• **EXERCISE OBJECTIVE**:
Copy each line of the listing below exactly.

[Dataset items]
++++++++++++++++++++

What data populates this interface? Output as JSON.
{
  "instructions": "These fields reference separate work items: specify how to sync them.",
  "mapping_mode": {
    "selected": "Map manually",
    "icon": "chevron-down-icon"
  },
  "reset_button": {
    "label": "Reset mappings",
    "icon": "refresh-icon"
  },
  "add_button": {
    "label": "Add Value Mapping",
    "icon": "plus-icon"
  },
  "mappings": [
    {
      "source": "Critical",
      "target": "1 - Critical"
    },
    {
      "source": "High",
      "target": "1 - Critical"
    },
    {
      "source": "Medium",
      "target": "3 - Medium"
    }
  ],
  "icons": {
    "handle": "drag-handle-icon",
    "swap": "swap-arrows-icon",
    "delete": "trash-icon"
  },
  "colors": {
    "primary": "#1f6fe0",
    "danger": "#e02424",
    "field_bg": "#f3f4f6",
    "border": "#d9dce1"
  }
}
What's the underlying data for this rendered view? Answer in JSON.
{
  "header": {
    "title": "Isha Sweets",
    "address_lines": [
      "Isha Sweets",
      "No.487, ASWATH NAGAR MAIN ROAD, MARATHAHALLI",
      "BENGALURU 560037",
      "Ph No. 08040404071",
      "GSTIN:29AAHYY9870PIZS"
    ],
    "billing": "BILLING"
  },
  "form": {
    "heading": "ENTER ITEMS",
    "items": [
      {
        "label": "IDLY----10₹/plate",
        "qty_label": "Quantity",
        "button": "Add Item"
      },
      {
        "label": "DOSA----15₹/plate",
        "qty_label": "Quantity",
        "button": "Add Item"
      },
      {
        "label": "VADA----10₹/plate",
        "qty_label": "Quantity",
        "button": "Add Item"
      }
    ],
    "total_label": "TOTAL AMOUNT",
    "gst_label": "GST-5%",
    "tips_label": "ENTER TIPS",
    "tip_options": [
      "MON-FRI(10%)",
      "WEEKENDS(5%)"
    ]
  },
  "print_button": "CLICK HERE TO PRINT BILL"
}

++++++++++++++++++++

• **COMPLETE ANSWER**:
What data populates this interface? Output as JSON.
{
  "instructions": "These fields reference separate work items: specify how to sync them.",
  "mapping_mode": {
    "selected": "Map manually",
    "icon": "chevron-down-icon"
  },
  "reset_button": {
    "label": "Reset mappings",
    "icon": "refresh-icon"
  },
  "add_button": {
    "label": "Add Value Mapping",
    "icon": "plus-icon"
  },
  "mappings": [
    {
      "source": "Critical",
      "target": "1 - Critical"
    },
    {
      "source": "High",
      "target": "1 - Critical"
    },
    {
      "source": "Medium",
      "target": "3 - Medium"
    }
  ],
  "icons": {
    "handle": "drag-handle-icon",
    "swap": "swap-arrows-icon",
    "delete": "trash-icon"
  },
  "colors": {
    "primary": "#1f6fe0",
    "danger": "#e02424",
    "field_bg": "#f3f4f6",
    "border": "#d9dce1"
  }
}
What's the underlying data for this rendered view? Answer in JSON.
{
  "header": {
    "title": "Isha Sweets",
    "address_lines": [
      "Isha Sweets",
      "No.487, ASWATH NAGAR MAIN ROAD, MARATHAHALLI",
      "BENGALURU 560037",
      "Ph No. 08040404071",
      "GSTIN:29AAHYY9870PIZS"
    ],
    "billing": "BILLING"
  },
  "form": {
    "heading": "ENTER ITEMS",
    "items": [
      {
        "label": "IDLY----10₹/plate",
        "qty_label": "Quantity",
        "button": "Add Item"
      },
      {
        "label": "DOSA----15₹/plate",
        "qty_label": "Quantity",
        "button": "Add Item"
      },
      {
        "label": "VADA----10₹/plate",
        "qty_label": "Quantity",
        "button": "Add Item"
      }
    ],
    "total_label": "TOTAL AMOUNT",
    "gst_label": "GST-5%",
    "tips_label": "ENTER TIPS",
    "tip_options": [
      "MON-FRI(10%)",
      "WEEKENDS(5%)"
    ]
  },
  "print_button": "CLICK HERE TO PRINT BILL"
}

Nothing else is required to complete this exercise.